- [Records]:
= = = = = = =
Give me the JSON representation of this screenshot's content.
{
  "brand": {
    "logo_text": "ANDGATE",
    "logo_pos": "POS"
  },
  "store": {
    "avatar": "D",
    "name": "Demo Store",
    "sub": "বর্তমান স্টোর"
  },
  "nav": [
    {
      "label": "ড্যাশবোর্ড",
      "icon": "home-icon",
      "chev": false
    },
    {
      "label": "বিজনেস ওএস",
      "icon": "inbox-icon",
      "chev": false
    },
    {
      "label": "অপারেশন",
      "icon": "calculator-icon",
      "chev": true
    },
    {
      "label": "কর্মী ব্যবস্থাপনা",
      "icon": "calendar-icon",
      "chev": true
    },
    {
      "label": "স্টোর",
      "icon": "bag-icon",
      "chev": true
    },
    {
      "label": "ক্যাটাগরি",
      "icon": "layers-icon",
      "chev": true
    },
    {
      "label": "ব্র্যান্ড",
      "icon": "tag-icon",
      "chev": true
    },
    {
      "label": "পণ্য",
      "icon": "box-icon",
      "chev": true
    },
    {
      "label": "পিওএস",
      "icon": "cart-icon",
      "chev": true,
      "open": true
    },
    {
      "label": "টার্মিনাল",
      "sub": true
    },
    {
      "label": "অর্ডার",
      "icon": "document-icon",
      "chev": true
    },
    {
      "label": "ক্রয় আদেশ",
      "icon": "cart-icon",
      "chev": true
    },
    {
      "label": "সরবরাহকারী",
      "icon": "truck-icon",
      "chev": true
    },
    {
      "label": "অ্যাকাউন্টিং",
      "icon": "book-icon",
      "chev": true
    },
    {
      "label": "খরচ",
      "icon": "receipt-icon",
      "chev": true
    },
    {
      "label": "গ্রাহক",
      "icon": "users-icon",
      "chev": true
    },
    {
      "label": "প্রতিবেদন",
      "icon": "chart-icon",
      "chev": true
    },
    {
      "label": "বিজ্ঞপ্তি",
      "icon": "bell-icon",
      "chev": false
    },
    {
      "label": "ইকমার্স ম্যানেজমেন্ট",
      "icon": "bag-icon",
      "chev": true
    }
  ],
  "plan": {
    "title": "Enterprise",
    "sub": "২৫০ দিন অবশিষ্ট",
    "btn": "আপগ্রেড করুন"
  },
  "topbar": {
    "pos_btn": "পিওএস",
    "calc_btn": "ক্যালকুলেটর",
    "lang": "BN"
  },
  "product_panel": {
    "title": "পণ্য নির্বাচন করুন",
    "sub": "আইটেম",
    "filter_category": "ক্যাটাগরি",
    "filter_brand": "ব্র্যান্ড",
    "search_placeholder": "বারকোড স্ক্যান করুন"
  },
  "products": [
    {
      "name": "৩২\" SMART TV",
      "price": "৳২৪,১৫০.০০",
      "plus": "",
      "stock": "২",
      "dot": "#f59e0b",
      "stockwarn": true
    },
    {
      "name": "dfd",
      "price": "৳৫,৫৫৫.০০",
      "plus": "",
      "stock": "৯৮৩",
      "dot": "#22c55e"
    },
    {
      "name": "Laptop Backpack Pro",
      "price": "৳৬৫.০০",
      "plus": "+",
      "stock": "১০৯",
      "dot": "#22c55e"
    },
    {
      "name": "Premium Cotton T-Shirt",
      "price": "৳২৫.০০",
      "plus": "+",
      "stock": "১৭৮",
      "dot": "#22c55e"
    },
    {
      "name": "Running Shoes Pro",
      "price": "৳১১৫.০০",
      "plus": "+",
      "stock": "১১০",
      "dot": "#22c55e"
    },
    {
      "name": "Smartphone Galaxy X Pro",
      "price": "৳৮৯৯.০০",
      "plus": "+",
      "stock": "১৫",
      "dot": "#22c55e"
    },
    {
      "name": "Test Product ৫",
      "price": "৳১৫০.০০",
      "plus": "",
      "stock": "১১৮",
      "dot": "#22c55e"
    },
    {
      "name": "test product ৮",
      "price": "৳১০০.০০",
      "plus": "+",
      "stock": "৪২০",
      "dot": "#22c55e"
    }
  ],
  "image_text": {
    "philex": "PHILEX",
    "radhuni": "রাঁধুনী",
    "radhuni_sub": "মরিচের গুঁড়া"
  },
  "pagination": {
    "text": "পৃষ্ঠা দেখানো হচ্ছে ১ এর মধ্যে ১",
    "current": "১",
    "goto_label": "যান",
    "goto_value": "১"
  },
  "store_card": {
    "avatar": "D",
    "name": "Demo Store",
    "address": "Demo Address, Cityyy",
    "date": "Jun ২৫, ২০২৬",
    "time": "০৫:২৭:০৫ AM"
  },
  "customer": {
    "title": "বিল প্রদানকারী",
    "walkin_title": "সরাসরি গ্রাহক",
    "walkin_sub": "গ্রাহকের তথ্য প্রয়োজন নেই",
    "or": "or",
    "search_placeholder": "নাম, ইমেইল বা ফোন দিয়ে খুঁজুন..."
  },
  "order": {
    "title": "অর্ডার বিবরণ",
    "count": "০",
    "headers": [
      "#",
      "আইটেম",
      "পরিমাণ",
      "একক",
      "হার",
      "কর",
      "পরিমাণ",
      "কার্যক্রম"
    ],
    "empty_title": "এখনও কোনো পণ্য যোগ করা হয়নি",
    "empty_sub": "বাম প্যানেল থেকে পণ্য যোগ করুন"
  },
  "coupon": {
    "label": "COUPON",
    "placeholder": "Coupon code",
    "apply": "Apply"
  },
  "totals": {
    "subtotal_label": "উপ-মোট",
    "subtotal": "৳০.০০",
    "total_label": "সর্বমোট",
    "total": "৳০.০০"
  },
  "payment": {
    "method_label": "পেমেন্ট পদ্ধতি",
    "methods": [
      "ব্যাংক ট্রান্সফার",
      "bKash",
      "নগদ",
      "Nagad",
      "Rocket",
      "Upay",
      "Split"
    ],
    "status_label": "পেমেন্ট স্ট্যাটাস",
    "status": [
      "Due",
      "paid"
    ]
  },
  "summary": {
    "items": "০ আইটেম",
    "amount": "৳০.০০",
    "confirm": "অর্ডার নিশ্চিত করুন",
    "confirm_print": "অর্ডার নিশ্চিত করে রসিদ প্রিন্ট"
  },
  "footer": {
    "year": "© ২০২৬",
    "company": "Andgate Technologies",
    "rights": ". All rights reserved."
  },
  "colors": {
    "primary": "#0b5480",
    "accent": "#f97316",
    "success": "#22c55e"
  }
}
= = = = = = =
In the entries above, find every line with the word "name" and list it.

    "name": "Demo Store",
      "name": "৩২\" SMART TV",
      "name": "dfd",
      "name": "Laptop Backpack Pro",
      "name": "Premium Cotton T-Shirt",
      "name": "Running Shoes Pro",
      "name": "Smartphone Galaxy X Pro",
      "name": "Test Product ৫",
      "name": "test product ৮",
    "name": "Demo Store",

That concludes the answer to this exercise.